• [Written exercise]:
Retype all of the data. Every line must match exactly.

** START OF Material for this exercise **

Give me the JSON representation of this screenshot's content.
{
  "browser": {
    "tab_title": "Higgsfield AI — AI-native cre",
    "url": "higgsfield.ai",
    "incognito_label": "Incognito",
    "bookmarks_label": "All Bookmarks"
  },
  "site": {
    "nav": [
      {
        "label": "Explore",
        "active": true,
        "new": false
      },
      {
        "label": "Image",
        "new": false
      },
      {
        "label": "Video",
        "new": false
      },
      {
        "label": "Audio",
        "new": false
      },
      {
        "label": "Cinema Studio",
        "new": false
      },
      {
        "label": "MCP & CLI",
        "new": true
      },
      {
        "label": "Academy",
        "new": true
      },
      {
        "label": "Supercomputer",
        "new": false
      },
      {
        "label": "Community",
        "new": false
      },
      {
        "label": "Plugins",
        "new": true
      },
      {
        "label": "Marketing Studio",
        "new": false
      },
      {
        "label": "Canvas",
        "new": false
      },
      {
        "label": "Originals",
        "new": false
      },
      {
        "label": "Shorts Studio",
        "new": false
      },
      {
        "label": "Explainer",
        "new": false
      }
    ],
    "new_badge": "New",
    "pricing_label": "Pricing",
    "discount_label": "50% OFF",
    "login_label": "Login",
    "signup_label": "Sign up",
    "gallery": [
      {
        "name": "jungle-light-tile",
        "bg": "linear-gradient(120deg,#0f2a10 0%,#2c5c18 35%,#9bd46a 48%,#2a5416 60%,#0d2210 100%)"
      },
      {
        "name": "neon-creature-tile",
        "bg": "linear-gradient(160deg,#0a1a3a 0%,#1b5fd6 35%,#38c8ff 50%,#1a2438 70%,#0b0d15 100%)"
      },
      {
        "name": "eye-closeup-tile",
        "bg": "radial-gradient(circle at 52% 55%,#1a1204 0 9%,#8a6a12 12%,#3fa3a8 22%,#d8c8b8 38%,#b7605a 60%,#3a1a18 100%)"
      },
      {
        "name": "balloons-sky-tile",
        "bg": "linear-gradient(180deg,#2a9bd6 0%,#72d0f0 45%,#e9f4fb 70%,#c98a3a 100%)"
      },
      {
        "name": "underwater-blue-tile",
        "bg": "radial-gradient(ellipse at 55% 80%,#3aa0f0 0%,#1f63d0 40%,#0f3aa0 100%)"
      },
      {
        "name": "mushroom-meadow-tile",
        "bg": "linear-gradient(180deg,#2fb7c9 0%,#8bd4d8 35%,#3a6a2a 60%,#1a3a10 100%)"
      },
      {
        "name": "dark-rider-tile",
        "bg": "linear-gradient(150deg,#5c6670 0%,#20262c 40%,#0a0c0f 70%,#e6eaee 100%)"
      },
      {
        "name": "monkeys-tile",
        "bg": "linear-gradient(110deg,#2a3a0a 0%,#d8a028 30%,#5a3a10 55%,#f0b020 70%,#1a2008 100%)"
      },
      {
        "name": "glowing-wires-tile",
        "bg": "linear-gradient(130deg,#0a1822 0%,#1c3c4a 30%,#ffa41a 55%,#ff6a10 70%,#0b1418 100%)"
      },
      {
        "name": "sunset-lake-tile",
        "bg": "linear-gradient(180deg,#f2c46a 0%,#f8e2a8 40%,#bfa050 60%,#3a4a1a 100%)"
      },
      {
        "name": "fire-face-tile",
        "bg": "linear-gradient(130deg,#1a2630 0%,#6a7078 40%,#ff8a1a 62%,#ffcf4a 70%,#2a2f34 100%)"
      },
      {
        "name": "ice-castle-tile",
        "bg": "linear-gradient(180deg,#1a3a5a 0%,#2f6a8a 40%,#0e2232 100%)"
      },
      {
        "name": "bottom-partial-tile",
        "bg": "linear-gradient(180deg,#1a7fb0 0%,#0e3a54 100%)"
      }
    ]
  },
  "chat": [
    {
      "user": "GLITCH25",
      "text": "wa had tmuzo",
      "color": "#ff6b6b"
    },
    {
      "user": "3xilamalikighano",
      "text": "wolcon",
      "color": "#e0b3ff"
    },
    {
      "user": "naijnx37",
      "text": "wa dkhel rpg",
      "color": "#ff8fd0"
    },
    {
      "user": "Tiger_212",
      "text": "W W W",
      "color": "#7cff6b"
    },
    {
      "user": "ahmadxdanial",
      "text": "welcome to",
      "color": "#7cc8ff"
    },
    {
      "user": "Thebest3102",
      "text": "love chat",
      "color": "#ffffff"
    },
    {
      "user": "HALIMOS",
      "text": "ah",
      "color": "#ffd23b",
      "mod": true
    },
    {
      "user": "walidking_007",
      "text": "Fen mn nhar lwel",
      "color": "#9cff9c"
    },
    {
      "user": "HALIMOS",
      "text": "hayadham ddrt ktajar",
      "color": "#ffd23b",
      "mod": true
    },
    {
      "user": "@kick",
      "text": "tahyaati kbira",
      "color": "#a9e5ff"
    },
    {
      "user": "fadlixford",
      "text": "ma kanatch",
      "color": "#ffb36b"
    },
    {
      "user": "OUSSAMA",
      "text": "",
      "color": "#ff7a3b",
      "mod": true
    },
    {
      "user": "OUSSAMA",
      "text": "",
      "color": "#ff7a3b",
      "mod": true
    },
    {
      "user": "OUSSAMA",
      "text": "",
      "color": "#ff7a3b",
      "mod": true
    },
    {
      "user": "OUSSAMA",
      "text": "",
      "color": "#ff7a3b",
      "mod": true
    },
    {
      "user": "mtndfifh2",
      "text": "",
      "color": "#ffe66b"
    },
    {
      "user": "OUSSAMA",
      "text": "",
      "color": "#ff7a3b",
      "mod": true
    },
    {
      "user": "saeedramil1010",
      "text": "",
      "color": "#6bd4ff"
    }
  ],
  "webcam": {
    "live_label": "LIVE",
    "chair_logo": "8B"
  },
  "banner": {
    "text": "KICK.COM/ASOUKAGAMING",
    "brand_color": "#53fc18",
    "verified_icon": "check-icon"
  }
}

** END OF Material for this exercise **

• [Result for this task]:
Give me the JSON representation of this screenshot's content.
{
  "browser": {
    "tab_title": "Higgsfield AI — AI-native cre",
    "url": "higgsfield.ai",
    "incognito_label": "Incognito",
    "bookmarks_label": "All Bookmarks"
  },
  "site": {
    "nav": [
      {
        "label": "Explore",
        "active": true,
        "new": false
      },
      {
        "label": "Image",
        "new": false
      },
      {
        "label": "Video",
        "new": false
      },
      {
        "label": "Audio",
        "new": false
      },
      {
        "label": "Cinema Studio",
        "new": false
      },
      {
        "label": "MCP & CLI",
        "new": true
      },
      {
        "label": "Academy",
        "new": true
      },
      {
        "label": "Supercomputer",
        "new": false
      },
      {
        "label": "Community",
        "new": false
      },
      {
        "label": "Plugins",
        "new": true
      },
      {
        "label": "Marketing Studio",
        "new": false
      },
      {
        "label": "Canvas",
        "new": false
      },
      {
        "label": "Originals",
        "new": false
      },
      {
        "label": "Shorts Studio",
        "new": false
      },
      {
        "label": "Explainer",
        "new": false
      }
    ],
    "new_badge": "New",
    "pricing_label": "Pricing",
    "discount_label": "50% OFF",
    "login_label": "Login",
    "signup_label": "Sign up",
    "gallery": [
      {
        "name": "jungle-light-tile",
        "bg": "linear-gradient(120deg,#0f2a10 0%,#2c5c18 35%,#9bd46a 48%,#2a5416 60%,#0d2210 100%)"
      },
      {
        "name": "neon-creature-tile",
        "bg": "linear-gradient(160deg,#0a1a3a 0%,#1b5fd6 35%,#38c8ff 50%,#1a2438 70%,#0b0d15 100%)"
      },
      {
        "name": "eye-closeup-tile",
        "bg": "radial-gradient(circle at 52% 55%,#1a1204 0 9%,#8a6a12 12%,#3fa3a8 22%,#d8c8b8 38%,#b7605a 60%,#3a1a18 100%)"
      },
      {
        "name": "balloons-sky-tile",
        "bg": "linear-gradient(180deg,#2a9bd6 0%,#72d0f0 45%,#e9f4fb 70%,#c98a3a 100%)"
      },
      {
        "name": "underwater-blue-tile",
        "bg": "radial-gradient(ellipse at 55% 80%,#3aa0f0 0%,#1f63d0 40%,#0f3aa0 100%)"
      },
      {
        "name": "mushroom-meadow-tile",
        "bg": "linear-gradient(180deg,#2fb7c9 0%,#8bd4d8 35%,#3a6a2a 60%,#1a3a10 100%)"
      },
      {
        "name": "dark-rider-tile",
        "bg": "linear-gradient(150deg,#5c6670 0%,#20262c 40%,#0a0c0f 70%,#e6eaee 100%)"
      },
      {
        "name": "monkeys-tile",
        "bg": "linear-gradient(110deg,#2a3a0a 0%,#d8a028 30%,#5a3a10 55%,#f0b020 70%,#1a2008 100%)"
      },
      {
        "name": "glowing-wires-tile",
        "bg": "linear-gradient(130deg,#0a1822 0%,#1c3c4a 30%,#ffa41a 55%,#ff6a10 70%,#0b1418 100%)"
      },
      {
        "name": "sunset-lake-tile",
        "bg": "linear-gradient(180deg,#f2c46a 0%,#f8e2a8 40%,#bfa050 60%,#3a4a1a 100%)"
      },
      {
        "name": "fire-face-tile",
        "bg": "linear-gradient(130deg,#1a2630 0%,#6a7078 40%,#ff8a1a 62%,#ffcf4a 70%,#2a2f34 100%)"
      },
      {
        "name": "ice-castle-tile",
        "bg": "linear-gradient(180deg,#1a3a5a 0%,#2f6a8a 40%,#0e2232 100%)"
      },
      {
        "name": "bottom-partial-tile",
        "bg": "linear-gradient(180deg,#1a7fb0 0%,#0e3a54 100%)"
      }
    ]
  },
  "chat": [
    {
      "user": "GLITCH25",
      "text": "wa had tmuzo",
      "color": "#ff6b6b"
    },
    {
      "user": "3xilamalikighano",
      "text": "wolcon",
      "color": "#e0b3ff"
    },
    {
      "user": "naijnx37",
      "text": "wa dkhel rpg",
      "color": "#ff8fd0"
    },
    {
      "user": "Tiger_212",
      "text": "W W W",
      "color": "#7cff6b"
    },
    {
      "user": "ahmadxdanial",
      "text": "welcome to",
      "color": "#7cc8ff"
    },
    {
      "user": "Thebest3102",
      "text": "love chat",
      "color": "#ffffff"
    },
    {
      "user": "HALIMOS",
      "text": "ah",
      "color": "#ffd23b",
      "mod": true
    },
    {
      "user": "walidking_007",
      "text": "Fen mn nhar lwel",
      "color": "#9cff9c"
    },
    {
      "user": "HALIMOS",
      "text": "hayadham ddrt ktajar",
      "color": "#ffd23b",
      "mod": true
    },
    {
      "user": "@kick",
      "text": "tahyaati kbira",
      "color": "#a9e5ff"
    },
    {
      "user": "fadlixford",
      "text": "ma kanatch",
      "color": "#ffb36b"
    },
    {
      "user": "OUSSAMA",
      "text": "",
      "color": "#ff7a3b",
      "mod": true
    },
    {
      "user": "OUSSAMA",
      "text": "",
      "color": "#ff7a3b",
      "mod": true
    },
    {
      "user": "OUSSAMA",
      "text": "",
      "color": "#ff7a3b",
      "mod": true
    },
    {
      "user": "OUSSAMA",
      "text": "",
      "color": "#ff7a3b",
      "mod": true
    },
    {
      "user": "mtndfifh2",
      "text": "",
      "color": "#ffe66b"
    },
    {
      "user": "OUSSAMA",
      "text": "",
      "color": "#ff7a3b",
      "mod": true
    },
    {
      "user": "saeedramil1010",
      "text": "",
      "color": "#6bd4ff"
    }
  ],
  "webcam": {
    "live_label": "LIVE",
    "chair_logo": "8B"
  },
  "banner": {
    "text": "KICK.COM/ASOUKAGAMING",
    "brand_color": "#53fc18",
    "verified_icon": "check-icon"
  }
}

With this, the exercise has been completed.